> DOCUMENT
(begin)

So it is for Florida’s soccer team, which begins the regular season this weekend with matches against Indiana and second-ranked Notre Dame, a week after thumping fifth-ranked Texas A&M, 3-1, in an exhibition match.

“We’re really excited about this weekend,” UF soccer coach Becky Burleigh said. “Even though we played an exhibition game, playing real matches is where we’re at for this team. I think it worked out well for our team and gave them confidence. A&M is a quality team and we’re excited that they came down and played us. That was huge preparation for us. We got to play everyone and we got out of there with a win and no injuries, so we can’t ask for a whole lot more than that out of an exhibition. Going into this weekend against Indiana and Notre Dame, both are quality teams. Notre Dame is a terrific team. Both (teams) will pose different problems for us.

“In their own way, they’re both very challenging teams for us. We’re just excited to kick it off and get going.”

The season-opener against Indiana is set for Friday at 7 p.m.; two days later, second-ranked Notre Dame rumbles into Gainesville for a 1:30 showdown on Sunday afternoon at Pressly Stadium. Preparation has begun for both foes.

(end)

> DIRECTIVE A
Reproduce word for word the part of the Florida soccer text starting at "The season-opener against" and ending at "for both foes.".

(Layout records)
(begin)

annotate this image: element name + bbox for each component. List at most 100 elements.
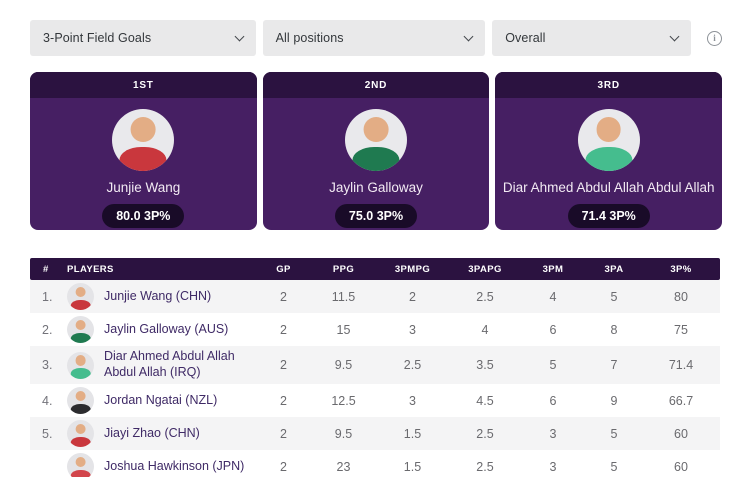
player-avatar (67, 351, 94, 379)
table-row[interactable]: 2. Jaylin Galloway (AUS) 2 15 3 4 6 8 75 (30, 313, 720, 346)
table-row[interactable]: 1. Junjie Wang (CHN) 2 11.5 2 2.5 4 5 80 (30, 280, 720, 313)
info-icon[interactable]: i (707, 30, 722, 46)
leader-name: Jaylin Galloway (329, 180, 423, 195)
avatar-head (75, 286, 86, 298)
player-cell[interactable]: Jordan Ngatai (NZL) (60, 384, 255, 417)
leader-name: Diar Ahmed Abdul Allah Abdul Allah (502, 180, 715, 195)
stat-badge: 80.0 3P% (102, 204, 185, 228)
stat-category-dropdown[interactable]: 3-Point Field Goals (30, 20, 256, 56)
player-cell[interactable]: Joshua Hawkinson (JPN) (60, 450, 255, 477)
player-cell[interactable]: Jaylin Galloway (AUS) (60, 313, 255, 346)
stat-3pct: 60 (674, 459, 688, 474)
stat-gp: 2 (280, 289, 287, 304)
leader-card-3rd[interactable]: 3RD Diar Ahmed Abdul Allah Abdul Allah 7… (495, 72, 723, 230)
place-label: 3RD (597, 79, 620, 91)
stat-3pmpg: 2.5 (403, 358, 422, 372)
stat-3papg: 2.5 (476, 459, 494, 474)
avatar-jersey (70, 299, 91, 310)
stat-3pct: 60 (674, 426, 688, 441)
stat-gp: 2 (280, 322, 287, 337)
player-avatar (67, 420, 94, 447)
player-cell[interactable]: Junjie Wang (CHN) (60, 280, 255, 313)
player-cell[interactable]: Jiayi Zhao (CHN) (60, 417, 255, 450)
player-avatar (67, 453, 94, 477)
leader-card-header: 3RD (495, 72, 723, 98)
stat-3papg: 4 (481, 322, 489, 337)
stat-3pmpg: 1.5 (403, 426, 422, 441)
player-name: Jiayi Zhao (CHN) (104, 425, 200, 440)
position-value: All positions (275, 31, 344, 45)
stat-3pm: 6 (549, 393, 557, 408)
player-avatar (67, 283, 94, 310)
player-name: Junjie Wang (CHN) (104, 288, 212, 303)
player-name: Joshua Hawkinson (JPN) (104, 458, 245, 473)
header-players: PLAYERS (67, 263, 114, 275)
stat-badge: 71.4 3P% (567, 204, 650, 228)
stat-badge: 75.0 3P% (334, 204, 418, 228)
stat-3pct: 71.4 (668, 358, 694, 372)
stat-3pm: 5 (549, 358, 557, 372)
rank-cell: 3. (42, 358, 53, 372)
chevron-down-icon (669, 31, 680, 41)
header-3papg: 3PAPG (468, 263, 502, 275)
leader-card-body: Jaylin Galloway 75.0 3P% (263, 98, 490, 230)
stat-3pa: 5 (610, 426, 618, 441)
player-name: Jaylin Galloway (AUS) (104, 321, 229, 336)
player-name: Diar Ahmed Abdul Allah Abdul Allah (IRQ) (104, 349, 235, 379)
avatar-head (75, 355, 86, 366)
leader-card-1st[interactable]: 1ST Junjie Wang 80.0 3P% (30, 72, 257, 230)
stat-ppg: 15 (336, 322, 351, 337)
players-stats-table: # PLAYERS GP PPG 3PMPG 3PAPG 3PM 3PA 3P%… (30, 258, 720, 477)
position-dropdown[interactable]: All positions (262, 20, 486, 56)
place-label: 1ST (132, 79, 154, 91)
mode-value: Overall (505, 31, 546, 45)
stat-ppg: 11.5 (331, 289, 356, 304)
avatar-head (75, 319, 86, 331)
stat-3pa: 9 (610, 393, 618, 408)
stat-3pmpg: 2 (409, 289, 416, 304)
avatar-jersey (70, 469, 91, 477)
stat-3papg: 4.5 (476, 393, 494, 408)
stat-ppg: 9.5 (334, 426, 353, 441)
player-avatar (67, 387, 94, 414)
stat-3papg: 3.5 (476, 358, 494, 372)
rank-cell: 5. (42, 426, 53, 441)
table-row[interactable]: 3. Diar Ahmed Abdul Allah Abdul Allah (I… (30, 346, 720, 384)
stat-gp: 2 (280, 459, 287, 474)
player-avatar (112, 109, 175, 171)
player-name: Jordan Ngatai (NZL) (104, 392, 218, 407)
avatar-head (75, 456, 86, 468)
filter-bar: 3-Point Field Goals All positions Overal… (30, 20, 722, 56)
avatar-jersey (70, 368, 91, 379)
player-avatar (345, 109, 407, 171)
stat-ppg: 9.5 (334, 358, 353, 372)
stat-ppg: 12.5 (331, 393, 356, 408)
stat-gp: 2 (280, 426, 287, 441)
avatar-jersey (352, 147, 400, 171)
table-row[interactable]: 5. Jiayi Zhao (CHN) 2 9.5 1.5 2.5 3 5 60 (30, 417, 720, 450)
stat-3pa: 5 (610, 289, 618, 304)
stat-gp: 2 (280, 358, 287, 372)
stat-3pa: 8 (610, 322, 618, 337)
stat-3pm: 6 (549, 322, 557, 337)
stat-3pa: 7 (610, 358, 618, 372)
leader-card-2nd[interactable]: 2ND Jaylin Galloway 75.0 3P% (262, 72, 490, 230)
avatar-head (363, 117, 389, 142)
stat-gp: 2 (280, 393, 287, 408)
stat-category-value: 3-Point Field Goals (43, 31, 152, 45)
table-row[interactable]: 4. Jordan Ngatai (NZL) 2 12.5 3 4.5 6 9 … (30, 384, 720, 417)
table-row[interactable]: Joshua Hawkinson (JPN) 2 23 1.5 2.5 3 5 … (30, 450, 720, 477)
player-avatar (577, 109, 640, 171)
stat-3pct: 80 (674, 289, 688, 304)
avatar-jersey (70, 436, 91, 447)
player-cell[interactable]: Diar Ahmed Abdul Allah Abdul Allah (IRQ) (60, 346, 255, 383)
leader-cards: 1ST Junjie Wang 80.0 3P% 2ND Jaylin (30, 72, 723, 230)
stat-3pmpg: 3 (409, 393, 416, 408)
stat-ppg: 23 (336, 459, 351, 474)
stat-3pm: 4 (549, 289, 557, 304)
mode-dropdown[interactable]: Overall (492, 20, 691, 56)
stat-3pct: 75 (674, 322, 688, 337)
leader-card-body: Junjie Wang 80.0 3P% (30, 98, 257, 230)
stat-3pa: 5 (610, 459, 618, 474)
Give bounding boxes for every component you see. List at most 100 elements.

(end)

> DIRECTIVE B
Transcribe, without any change, the lines of the layout records starting at the line containing "player-avatar (67, 351, 94, 379)" and ending at the line containing "stat-category-dropdown[interactable]: 3-Point Field", both included.

> FULL ANSWER A
The season-opener against Indiana is set for Friday at 7 p.m.; two days later, second-ranked Notre Dame rumbles into Gainesville for a 1:30 showdown on Sunday afternoon at Pressly Stadium. Preparation has begun for both foes.

> FULL ANSWER B
player-avatar (67, 351, 94, 379)
table-row[interactable]: 2. Jaylin Galloway (AUS) 2 15 3 4 6 8 75 (30, 313, 720, 346)
table-row[interactable]: 1. Junjie Wang (CHN) 2 11.5 2 2.5 4 5 80 (30, 280, 720, 313)
info-icon[interactable]: i (707, 30, 722, 46)
leader-name: Jaylin Galloway (329, 180, 423, 195)
avatar-head (75, 286, 86, 298)
player-cell[interactable]: Jordan Ngatai (NZL) (60, 384, 255, 417)
leader-name: Diar Ahmed Abdul Allah Abdul Allah (502, 180, 715, 195)
stat-badge: 80.0 3P% (102, 204, 185, 228)
stat-category-dropdown[interactable]: 3-Point Field Goals (30, 20, 256, 56)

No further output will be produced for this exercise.